[Items from a data source]
↓
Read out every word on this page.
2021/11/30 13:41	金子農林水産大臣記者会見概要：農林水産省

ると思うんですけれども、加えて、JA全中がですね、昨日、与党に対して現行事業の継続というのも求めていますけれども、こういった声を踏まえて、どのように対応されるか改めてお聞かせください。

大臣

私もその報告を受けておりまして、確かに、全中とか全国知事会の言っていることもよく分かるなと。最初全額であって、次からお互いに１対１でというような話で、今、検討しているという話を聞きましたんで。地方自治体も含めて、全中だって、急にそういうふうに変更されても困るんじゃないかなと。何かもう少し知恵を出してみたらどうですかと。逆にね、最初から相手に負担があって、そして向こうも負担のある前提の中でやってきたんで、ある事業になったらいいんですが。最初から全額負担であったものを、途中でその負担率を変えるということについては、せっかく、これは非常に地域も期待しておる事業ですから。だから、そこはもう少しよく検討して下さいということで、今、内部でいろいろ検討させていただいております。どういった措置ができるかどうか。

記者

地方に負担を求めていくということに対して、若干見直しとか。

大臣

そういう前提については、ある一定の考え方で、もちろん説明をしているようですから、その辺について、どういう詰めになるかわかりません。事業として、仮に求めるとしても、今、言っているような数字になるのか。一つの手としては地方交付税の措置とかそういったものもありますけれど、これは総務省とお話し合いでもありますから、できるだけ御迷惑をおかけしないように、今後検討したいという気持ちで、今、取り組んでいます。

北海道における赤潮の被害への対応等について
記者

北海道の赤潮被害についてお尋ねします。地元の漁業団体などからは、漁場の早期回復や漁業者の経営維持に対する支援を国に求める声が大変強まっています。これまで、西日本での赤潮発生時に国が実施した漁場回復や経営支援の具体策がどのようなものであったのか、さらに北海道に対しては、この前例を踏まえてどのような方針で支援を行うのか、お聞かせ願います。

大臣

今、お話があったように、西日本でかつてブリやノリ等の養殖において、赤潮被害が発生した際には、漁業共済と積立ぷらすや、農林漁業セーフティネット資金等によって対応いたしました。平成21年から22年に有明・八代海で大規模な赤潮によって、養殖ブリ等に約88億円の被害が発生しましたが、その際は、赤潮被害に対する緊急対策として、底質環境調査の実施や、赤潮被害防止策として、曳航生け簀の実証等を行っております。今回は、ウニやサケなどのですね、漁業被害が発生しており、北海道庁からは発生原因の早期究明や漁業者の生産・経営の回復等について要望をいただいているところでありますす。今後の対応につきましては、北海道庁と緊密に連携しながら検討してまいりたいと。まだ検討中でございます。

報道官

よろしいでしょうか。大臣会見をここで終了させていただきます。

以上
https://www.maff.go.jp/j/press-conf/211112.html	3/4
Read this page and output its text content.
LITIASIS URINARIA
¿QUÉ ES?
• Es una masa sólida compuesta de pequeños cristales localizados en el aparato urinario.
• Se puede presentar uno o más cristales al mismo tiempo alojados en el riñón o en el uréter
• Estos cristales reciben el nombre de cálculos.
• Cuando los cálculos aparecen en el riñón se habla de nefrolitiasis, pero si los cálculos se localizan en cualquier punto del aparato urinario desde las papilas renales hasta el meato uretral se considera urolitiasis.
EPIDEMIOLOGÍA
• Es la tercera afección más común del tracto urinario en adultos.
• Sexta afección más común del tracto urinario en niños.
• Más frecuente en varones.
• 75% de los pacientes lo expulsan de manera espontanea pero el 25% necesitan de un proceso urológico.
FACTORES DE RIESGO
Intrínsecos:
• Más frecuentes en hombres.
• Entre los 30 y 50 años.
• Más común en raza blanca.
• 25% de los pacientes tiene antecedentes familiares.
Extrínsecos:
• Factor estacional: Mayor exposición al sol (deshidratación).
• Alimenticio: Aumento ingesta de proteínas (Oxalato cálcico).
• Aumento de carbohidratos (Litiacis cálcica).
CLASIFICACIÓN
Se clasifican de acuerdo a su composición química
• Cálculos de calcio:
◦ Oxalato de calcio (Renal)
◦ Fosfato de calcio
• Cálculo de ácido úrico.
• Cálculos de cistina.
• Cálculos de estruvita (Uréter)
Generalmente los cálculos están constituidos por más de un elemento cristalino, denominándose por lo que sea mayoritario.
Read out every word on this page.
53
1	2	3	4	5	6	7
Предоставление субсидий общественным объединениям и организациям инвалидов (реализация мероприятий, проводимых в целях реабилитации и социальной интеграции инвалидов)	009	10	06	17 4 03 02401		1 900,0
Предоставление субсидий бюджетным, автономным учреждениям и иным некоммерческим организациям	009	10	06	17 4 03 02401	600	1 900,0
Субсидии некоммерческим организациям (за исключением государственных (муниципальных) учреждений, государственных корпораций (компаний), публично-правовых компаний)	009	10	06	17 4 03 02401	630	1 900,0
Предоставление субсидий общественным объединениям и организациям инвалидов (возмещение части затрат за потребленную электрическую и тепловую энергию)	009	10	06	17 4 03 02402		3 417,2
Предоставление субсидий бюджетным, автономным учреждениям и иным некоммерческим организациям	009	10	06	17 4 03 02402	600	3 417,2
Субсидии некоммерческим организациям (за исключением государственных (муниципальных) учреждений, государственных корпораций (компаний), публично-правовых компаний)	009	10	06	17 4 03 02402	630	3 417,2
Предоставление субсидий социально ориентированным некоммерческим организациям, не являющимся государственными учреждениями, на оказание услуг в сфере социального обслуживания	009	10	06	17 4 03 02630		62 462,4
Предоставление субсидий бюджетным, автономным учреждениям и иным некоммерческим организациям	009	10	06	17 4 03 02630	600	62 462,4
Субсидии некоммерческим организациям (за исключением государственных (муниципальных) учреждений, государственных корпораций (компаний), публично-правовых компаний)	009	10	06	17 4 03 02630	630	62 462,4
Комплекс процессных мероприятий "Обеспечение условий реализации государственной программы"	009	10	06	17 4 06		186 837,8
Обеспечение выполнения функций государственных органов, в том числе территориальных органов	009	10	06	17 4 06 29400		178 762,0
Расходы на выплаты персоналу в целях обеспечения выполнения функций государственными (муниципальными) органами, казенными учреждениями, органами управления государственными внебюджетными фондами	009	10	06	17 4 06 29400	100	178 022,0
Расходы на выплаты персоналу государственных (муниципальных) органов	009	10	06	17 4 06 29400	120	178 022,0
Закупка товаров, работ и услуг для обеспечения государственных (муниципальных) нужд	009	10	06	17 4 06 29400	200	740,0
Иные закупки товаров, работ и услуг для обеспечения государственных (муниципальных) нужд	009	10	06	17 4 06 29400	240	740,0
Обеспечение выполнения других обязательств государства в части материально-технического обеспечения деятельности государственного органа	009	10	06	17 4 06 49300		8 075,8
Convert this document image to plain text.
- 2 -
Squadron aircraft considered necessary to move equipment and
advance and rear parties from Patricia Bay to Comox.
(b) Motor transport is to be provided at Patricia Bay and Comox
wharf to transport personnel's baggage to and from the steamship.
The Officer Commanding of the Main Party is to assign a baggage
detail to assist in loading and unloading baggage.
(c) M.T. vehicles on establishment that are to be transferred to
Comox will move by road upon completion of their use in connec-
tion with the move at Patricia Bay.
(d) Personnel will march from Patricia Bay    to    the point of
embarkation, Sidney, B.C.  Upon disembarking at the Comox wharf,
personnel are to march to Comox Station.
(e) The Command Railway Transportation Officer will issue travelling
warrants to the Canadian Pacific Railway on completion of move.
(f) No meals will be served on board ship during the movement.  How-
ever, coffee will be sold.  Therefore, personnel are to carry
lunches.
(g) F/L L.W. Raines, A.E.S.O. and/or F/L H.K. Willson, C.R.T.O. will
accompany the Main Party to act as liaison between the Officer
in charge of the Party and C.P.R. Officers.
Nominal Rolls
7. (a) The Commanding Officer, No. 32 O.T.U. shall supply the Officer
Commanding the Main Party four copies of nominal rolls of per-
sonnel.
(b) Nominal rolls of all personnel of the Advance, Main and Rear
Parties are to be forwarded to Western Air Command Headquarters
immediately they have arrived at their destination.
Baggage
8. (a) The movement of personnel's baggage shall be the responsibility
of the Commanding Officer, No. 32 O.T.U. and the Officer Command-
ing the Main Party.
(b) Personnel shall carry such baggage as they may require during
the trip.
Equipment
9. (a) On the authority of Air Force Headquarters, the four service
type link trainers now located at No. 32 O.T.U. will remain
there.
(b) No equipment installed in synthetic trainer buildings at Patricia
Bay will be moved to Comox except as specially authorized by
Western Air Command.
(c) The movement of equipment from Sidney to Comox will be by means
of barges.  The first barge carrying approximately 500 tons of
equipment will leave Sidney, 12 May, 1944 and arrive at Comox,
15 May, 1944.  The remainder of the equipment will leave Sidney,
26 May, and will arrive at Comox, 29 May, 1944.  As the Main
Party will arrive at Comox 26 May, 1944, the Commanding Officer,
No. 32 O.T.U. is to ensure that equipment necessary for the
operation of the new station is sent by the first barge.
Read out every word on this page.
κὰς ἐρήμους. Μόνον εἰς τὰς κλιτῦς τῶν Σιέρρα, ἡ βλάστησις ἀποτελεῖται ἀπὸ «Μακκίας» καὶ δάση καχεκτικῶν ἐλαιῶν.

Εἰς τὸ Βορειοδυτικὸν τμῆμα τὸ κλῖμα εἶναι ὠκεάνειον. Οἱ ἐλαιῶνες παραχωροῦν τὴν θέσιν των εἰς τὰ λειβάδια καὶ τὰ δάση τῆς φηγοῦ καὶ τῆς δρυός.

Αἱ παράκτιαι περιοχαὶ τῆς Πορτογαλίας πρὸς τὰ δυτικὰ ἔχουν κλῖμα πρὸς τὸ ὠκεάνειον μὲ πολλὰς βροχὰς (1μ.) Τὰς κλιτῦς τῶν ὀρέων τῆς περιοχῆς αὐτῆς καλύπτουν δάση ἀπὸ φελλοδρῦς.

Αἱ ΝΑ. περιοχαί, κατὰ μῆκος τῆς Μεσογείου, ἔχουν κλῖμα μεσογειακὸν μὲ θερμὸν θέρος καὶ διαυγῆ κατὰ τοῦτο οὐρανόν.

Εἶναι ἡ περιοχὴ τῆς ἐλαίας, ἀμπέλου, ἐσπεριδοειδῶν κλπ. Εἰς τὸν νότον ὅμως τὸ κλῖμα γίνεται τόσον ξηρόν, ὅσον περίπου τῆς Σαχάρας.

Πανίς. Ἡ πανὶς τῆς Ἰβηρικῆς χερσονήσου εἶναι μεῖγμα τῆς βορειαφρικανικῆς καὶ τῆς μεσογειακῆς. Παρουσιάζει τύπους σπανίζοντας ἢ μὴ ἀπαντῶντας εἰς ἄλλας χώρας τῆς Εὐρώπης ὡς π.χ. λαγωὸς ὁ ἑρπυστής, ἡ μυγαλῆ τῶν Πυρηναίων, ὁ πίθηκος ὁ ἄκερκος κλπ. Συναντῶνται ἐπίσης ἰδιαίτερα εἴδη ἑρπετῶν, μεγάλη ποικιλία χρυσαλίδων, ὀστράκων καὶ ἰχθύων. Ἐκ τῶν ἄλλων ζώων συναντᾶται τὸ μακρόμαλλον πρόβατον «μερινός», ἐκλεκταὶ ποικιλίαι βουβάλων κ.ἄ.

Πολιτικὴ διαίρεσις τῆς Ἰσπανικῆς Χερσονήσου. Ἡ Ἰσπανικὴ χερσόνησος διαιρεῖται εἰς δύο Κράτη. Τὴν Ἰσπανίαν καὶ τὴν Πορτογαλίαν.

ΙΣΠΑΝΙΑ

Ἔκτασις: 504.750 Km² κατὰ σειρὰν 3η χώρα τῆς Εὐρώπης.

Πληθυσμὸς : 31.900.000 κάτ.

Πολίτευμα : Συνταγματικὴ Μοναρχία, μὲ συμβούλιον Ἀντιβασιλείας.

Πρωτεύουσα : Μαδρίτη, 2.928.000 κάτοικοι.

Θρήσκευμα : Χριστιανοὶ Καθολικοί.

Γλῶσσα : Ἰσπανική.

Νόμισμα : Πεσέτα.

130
↑
• **Short task**:
Work out how many lines of the data above contain the string "text" and give the number alone.

• **Result of this exercise**:
2